* _STORED DATA_
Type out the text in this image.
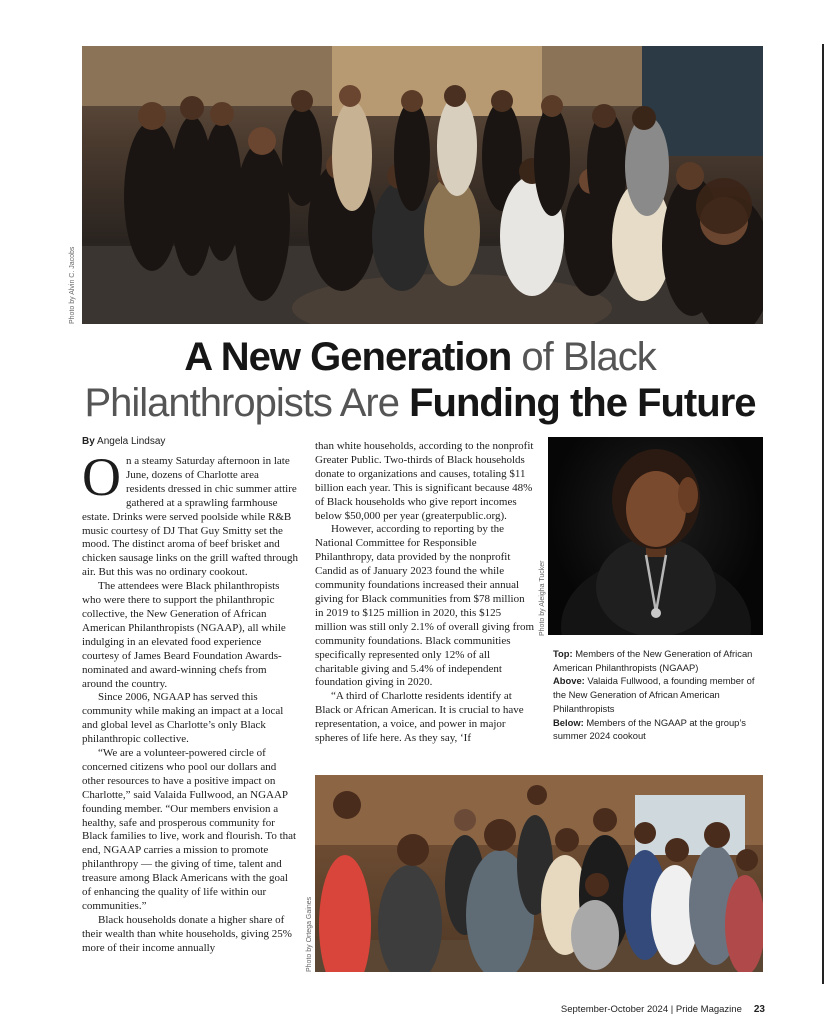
Photo by Alvin C. Jacobs
A New Generation of Black
Philanthropists Are Funding the Future
By Angela Lindsay

On a steamy Saturday afternoon in late June, dozens of Charlotte area residents dressed in chic summer attire gathered at a sprawling farmhouse estate. Drinks were served poolside while R&B music courtesy of DJ That Guy Smitty set the mood. The distinct aroma of beef brisket and chicken sausage links on the grill wafted through air. But this was no ordinary cookout.

The attendees were Black philanthropists who were there to support the philanthropic collective, the New Generation of African American Philanthropists (NGAAP), all while indulging in an elevated food experience courtesy of James Beard Foundation Awards-nominated and award-winning chefs from around the country.

Since 2006, NGAAP has served this community while making an impact at a local and global level as Charlotte’s only Black philanthropic collective.

“We are a volunteer-powered circle of concerned citizens who pool our dollars and other resources to have a positive impact on Charlotte,” said Valaida Fullwood, an NGAAP founding member. “Our members envision a healthy, safe and prosperous community for Black families to live, work and flourish. To that end, NGAAP carries a mission to promote philanthropy — the giving of time, talent and treasure among Black Americans with the goal of enhancing the quality of life within our communities.”

Black households donate a higher share of their wealth than white households, giving 25% more of their income annually

than white households, according to the nonprofit Greater Public. Two-thirds of Black households donate to organizations and causes, totaling $11 billion each year. This is significant because 48% of Black households who give report incomes below $50,000 per year (greaterpublic.org).

However, according to reporting by the National Committee for Responsible Philanthropy, data provided by the nonprofit Candid as of January 2023 found the while community foundations increased their annual giving for Black communities from $78 million in 2019 to $125 million in 2020, this $125 million was still only 2.1% of overall giving from community foundations. Black communities specifically represented only 12% of all charitable giving and 5.4% of independent foundation giving in 2020.

“A third of Charlotte residents identify at Black or African American. It is crucial to have representation, a voice, and power in major spheres of life here. As they say, ‘If

Photo by Aleigha Tucker
Top: Members of the New Generation of African American Philanthropists (NGAAP)
Above: Valaida Fullwood, a founding member of the New Generation of African American Philanthropists
Below: Members of the NGAAP at the group’s summer 2024 cookout
Photo by Ortega Gaines
September-October 2024 | Pride Magazine 23
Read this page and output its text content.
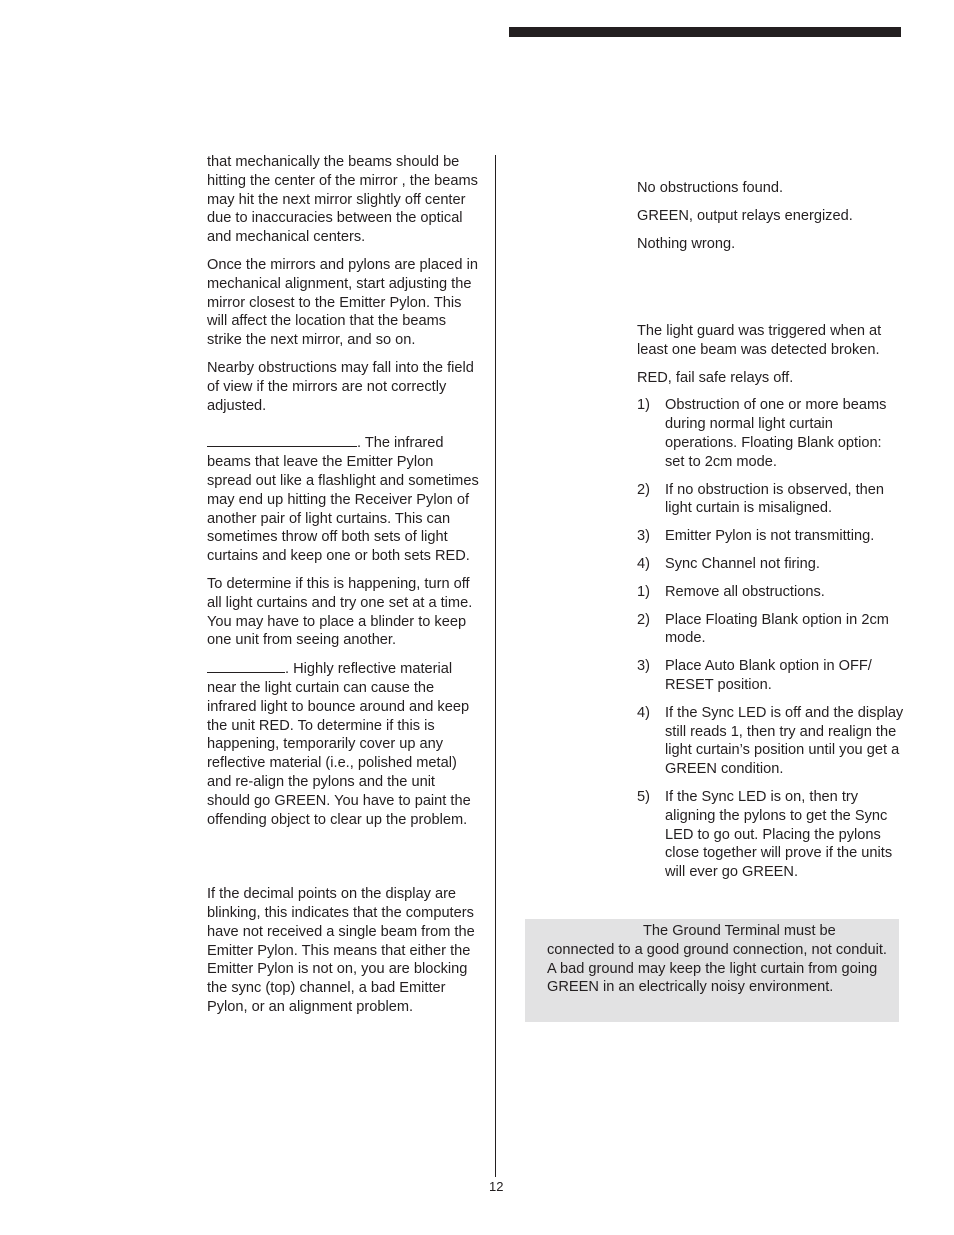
that mechanically the beams should be hitting the center of the mirror , the beams may hit the next mirror slightly off center due to inaccuracies between the optical and mechanical centers.

Once the mirrors and pylons are placed in mechanical alignment, start adjusting the mirror closest to the Emitter Pylon. This will affect the location that the beams strike the next mirror, and so on.

Nearby obstructions may fall into the field of view if the mirrors are not correctly adjusted.

. The infrared beams that leave the Emitter Pylon spread out like a flashlight and sometimes may end up hitting the Receiver Pylon of another pair of light curtains. This can sometimes throw off both sets of light curtains and keep one or both sets RED.

To determine if this is happening, turn off all light curtains and try one set at a time. You may have to place a blinder to keep one unit from seeing another.

. Highly reflective material near the light curtain can cause the infrared light to bounce around and keep the unit RED. To determine if this is happening, temporarily cover up any reflective material (i.e., polished metal) and re-align the pylons and the unit should go GREEN. You have to paint the offending object to clear up the problem.

If the decimal points on the display are blinking, this indicates that the computers have not received a single beam from the Emitter Pylon. This means that either the Emitter Pylon is not on, you are blocking the sync (top) channel, a bad Emitter Pylon, or an alignment problem.

No obstructions found.

GREEN, output relays energized.

Nothing wrong.

The light guard was triggered when at least one beam was detected broken.

RED, fail safe relays off.

1) Obstruction of one or more beams during normal light curtain operations. Floating Blank option: set to 2cm mode.
2) If no obstruction is observed, then light curtain is misaligned.
3) Emitter Pylon is not transmitting.
4) Sync Channel not firing.
1) Remove all obstructions.
2) Place Floating Blank option in 2cm mode.
3) Place Auto Blank option in OFF/ RESET position.
4) If the Sync LED is off and the display still reads 1, then try and realign the light curtain’s position until you get a GREEN condition.
5) If the Sync LED is on, then try aligning the pylons to get the Sync LED to go out. Placing the pylons close together will prove if the units will ever go GREEN.
The Ground Terminal must be connected to a good ground connection, not conduit. A bad ground may keep the light curtain from going GREEN in an electrically noisy environment.
12
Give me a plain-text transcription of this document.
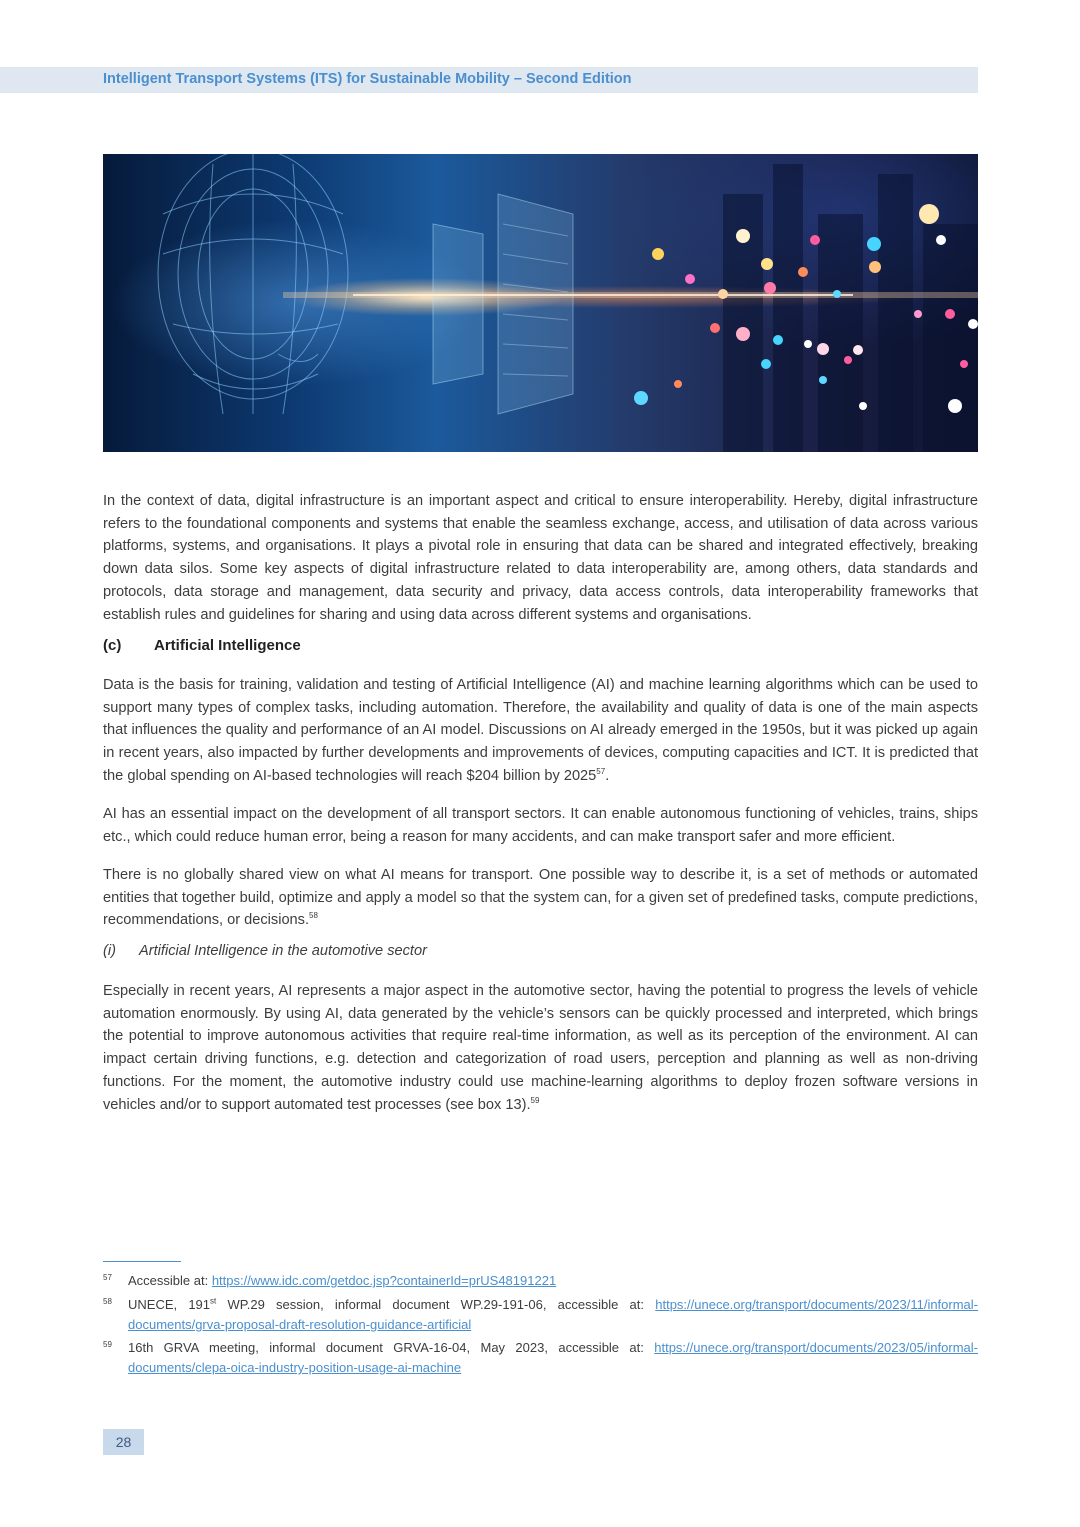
Intelligent Transport Systems (ITS) for Sustainable Mobility – Second Edition

In the context of data, digital infrastructure is an important aspect and critical to ensure interoperability. Hereby, digital infrastructure refers to the foundational components and systems that enable the seamless exchange, access, and utilisation of data across various platforms, systems, and organisations. It plays a pivotal role in ensuring that data can be shared and integrated effectively, breaking down data silos. Some key aspects of digital infrastructure related to data interoperability are, among others, data standards and protocols, data storage and management, data security and privacy, data access controls, data interoperability frameworks that establish rules and guidelines for sharing and using data across different systems and organisations.

(c) Artificial Intelligence

Data is the basis for training, validation and testing of Artificial Intelligence (AI) and machine learning algorithms which can be used to support many types of complex tasks, including automation. Therefore, the availability and quality of data is one of the main aspects that influences the quality and performance of an AI model. Discussions on AI already emerged in the 1950s, but it was picked up again in recent years, also impacted by further developments and improvements of devices, computing capacities and ICT. It is predicted that the global spending on AI-based technologies will reach $204 billion by 2025$^{57}$.

AI has an essential impact on the development of all transport sectors. It can enable autonomous functioning of vehicles, trains, ships etc., which could reduce human error, being a reason for many accidents, and can make transport safer and more efficient.

There is no globally shared view on what AI means for transport. One possible way to describe it, is a set of methods or automated entities that together build, optimize and apply a model so that the system can, for a given set of predefined tasks, compute predictions, recommendations, or decisions.$^{58}$

(i) Artificial Intelligence in the automotive sector

Especially in recent years, AI represents a major aspect in the automotive sector, having the potential to progress the levels of vehicle automation enormously. By using AI, data generated by the vehicle’s sensors can be quickly processed and interpreted, which brings the potential to improve autonomous activities that require real-time information, as well as its perception of the environment. AI can impact certain driving functions, e.g. detection and categorization of road users, perception and planning as well as non-driving functions. For the moment, the automotive industry could use machine-learning algorithms to deploy frozen software versions in vehicles and/or to support automated test processes (see box 13).$^{59}$

57 Accessible at: https://www.idc.com/getdoc.jsp?containerId=prUS48191221
58 UNECE, 191st WP.29 session, informal document WP.29-191-06, accessible at: https://unece.org/transport/documents/2023/11/informal-documents/grva-proposal-draft-resolution-guidance-artificial
59 16th GRVA meeting, informal document GRVA-16-04, May 2023, accessible at: https://unece.org/transport/documents/2023/05/informal-documents/clepa-oica-industry-position-usage-ai-machine
28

* _WHAT IS ASKED_
Images should not appear in the copy; retype the listing above exactly.

* _COMPLETE RESPONSE_
Type out the text in this image.
Photo by Alvin C. Jacobs
A New Generation of Black
Philanthropists Are Funding the Future
By Angela Lindsay

On a steamy Saturday afternoon in late June, dozens of Charlotte area residents dressed in chic summer attire gathered at a sprawling farmhouse estate. Drinks were served poolside while R&B music courtesy of DJ That Guy Smitty set the mood. The distinct aroma of beef brisket and chicken sausage links on the grill wafted through air. But this was no ordinary cookout.

The attendees were Black philanthropists who were there to support the philanthropic collective, the New Generation of African American Philanthropists (NGAAP), all while indulging in an elevated food experience courtesy of James Beard Foundation Awards-nominated and award-winning chefs from around the country.

Since 2006, NGAAP has served this community while making an impact at a local and global level as Charlotte’s only Black philanthropic collective.

“We are a volunteer-powered circle of concerned citizens who pool our dollars and other resources to have a positive impact on Charlotte,” said Valaida Fullwood, an NGAAP founding member. “Our members envision a healthy, safe and prosperous community for Black families to live, work and flourish. To that end, NGAAP carries a mission to promote philanthropy — the giving of time, talent and treasure among Black Americans with the goal of enhancing the quality of life within our communities.”

Black households donate a higher share of their wealth than white households, giving 25% more of their income annually

than white households, according to the nonprofit Greater Public. Two-thirds of Black households donate to organizations and causes, totaling $11 billion each year. This is significant because 48% of Black households who give report incomes below $50,000 per year (greaterpublic.org).

However, according to reporting by the National Committee for Responsible Philanthropy, data provided by the nonprofit Candid as of January 2023 found the while community foundations increased their annual giving for Black communities from $78 million in 2019 to $125 million in 2020, this $125 million was still only 2.1% of overall giving from community foundations. Black communities specifically represented only 12% of all charitable giving and 5.4% of independent foundation giving in 2020.

“A third of Charlotte residents identify at Black or African American. It is crucial to have representation, a voice, and power in major spheres of life here. As they say, ‘If

Photo by Aleigha Tucker
Top: Members of the New Generation of African American Philanthropists (NGAAP)
Above: Valaida Fullwood, a founding member of the New Generation of African American Philanthropists
Below: Members of the NGAAP at the group’s summer 2024 cookout
Photo by Ortega Gaines
September-October 2024 | Pride Magazine 23
Read this page and output its text content.
that mechanically the beams should be hitting the center of the mirror , the beams may hit the next mirror slightly off center due to inaccuracies between the optical and mechanical centers.

Once the mirrors and pylons are placed in mechanical alignment, start adjusting the mirror closest to the Emitter Pylon. This will affect the location that the beams strike the next mirror, and so on.

Nearby obstructions may fall into the field of view if the mirrors are not correctly adjusted.

. The infrared beams that leave the Emitter Pylon spread out like a flashlight and sometimes may end up hitting the Receiver Pylon of another pair of light curtains. This can sometimes throw off both sets of light curtains and keep one or both sets RED.

To determine if this is happening, turn off all light curtains and try one set at a time. You may have to place a blinder to keep one unit from seeing another.

. Highly reflective material near the light curtain can cause the infrared light to bounce around and keep the unit RED. To determine if this is happening, temporarily cover up any reflective material (i.e., polished metal) and re-align the pylons and the unit should go GREEN. You have to paint the offending object to clear up the problem.

If the decimal points on the display are blinking, this indicates that the computers have not received a single beam from the Emitter Pylon. This means that either the Emitter Pylon is not on, you are blocking the sync (top) channel, a bad Emitter Pylon, or an alignment problem.

No obstructions found.

GREEN, output relays energized.

Nothing wrong.

The light guard was triggered when at least one beam was detected broken.

RED, fail safe relays off.

1) Obstruction of one or more beams during normal light curtain operations. Floating Blank option: set to 2cm mode.
2) If no obstruction is observed, then light curtain is misaligned.
3) Emitter Pylon is not transmitting.
4) Sync Channel not firing.
1) Remove all obstructions.
2) Place Floating Blank option in 2cm mode.
3) Place Auto Blank option in OFF/ RESET position.
4) If the Sync LED is off and the display still reads 1, then try and realign the light curtain’s position until you get a GREEN condition.
5) If the Sync LED is on, then try aligning the pylons to get the Sync LED to go out. Placing the pylons close together will prove if the units will ever go GREEN.
The Ground Terminal must be connected to a good ground connection, not conduit. A bad ground may keep the light curtain from going GREEN in an electrically noisy environment.
12
Give me a plain-text transcription of this document.
Intelligent Transport Systems (ITS) for Sustainable Mobility – Second Edition

In the context of data, digital infrastructure is an important aspect and critical to ensure interoperability. Hereby, digital infrastructure refers to the foundational components and systems that enable the seamless exchange, access, and utilisation of data across various platforms, systems, and organisations. It plays a pivotal role in ensuring that data can be shared and integrated effectively, breaking down data silos. Some key aspects of digital infrastructure related to data interoperability are, among others, data standards and protocols, data storage and management, data security and privacy, data access controls, data interoperability frameworks that establish rules and guidelines for sharing and using data across different systems and organisations.

(c) Artificial Intelligence

Data is the basis for training, validation and testing of Artificial Intelligence (AI) and machine learning algorithms which can be used to support many types of complex tasks, including automation. Therefore, the availability and quality of data is one of the main aspects that influences the quality and performance of an AI model. Discussions on AI already emerged in the 1950s, but it was picked up again in recent years, also impacted by further developments and improvements of devices, computing capacities and ICT. It is predicted that the global spending on AI-based technologies will reach $204 billion by 2025$^{57}$.

AI has an essential impact on the development of all transport sectors. It can enable autonomous functioning of vehicles, trains, ships etc., which could reduce human error, being a reason for many accidents, and can make transport safer and more efficient.

There is no globally shared view on what AI means for transport. One possible way to describe it, is a set of methods or automated entities that together build, optimize and apply a model so that the system can, for a given set of predefined tasks, compute predictions, recommendations, or decisions.$^{58}$

(i) Artificial Intelligence in the automotive sector

Especially in recent years, AI represents a major aspect in the automotive sector, having the potential to progress the levels of vehicle automation enormously. By using AI, data generated by the vehicle’s sensors can be quickly processed and interpreted, which brings the potential to improve autonomous activities that require real-time information, as well as its perception of the environment. AI can impact certain driving functions, e.g. detection and categorization of road users, perception and planning as well as non-driving functions. For the moment, the automotive industry could use machine-learning algorithms to deploy frozen software versions in vehicles and/or to support automated test processes (see box 13).$^{59}$

57 Accessible at: https://www.idc.com/getdoc.jsp?containerId=prUS48191221
58 UNECE, 191st WP.29 session, informal document WP.29-191-06, accessible at: https://unece.org/transport/documents/2023/11/informal-documents/grva-proposal-draft-resolution-guidance-artificial
59 16th GRVA meeting, informal document GRVA-16-04, May 2023, accessible at: https://unece.org/transport/documents/2023/05/informal-documents/clepa-oica-industry-position-usage-ai-machine
28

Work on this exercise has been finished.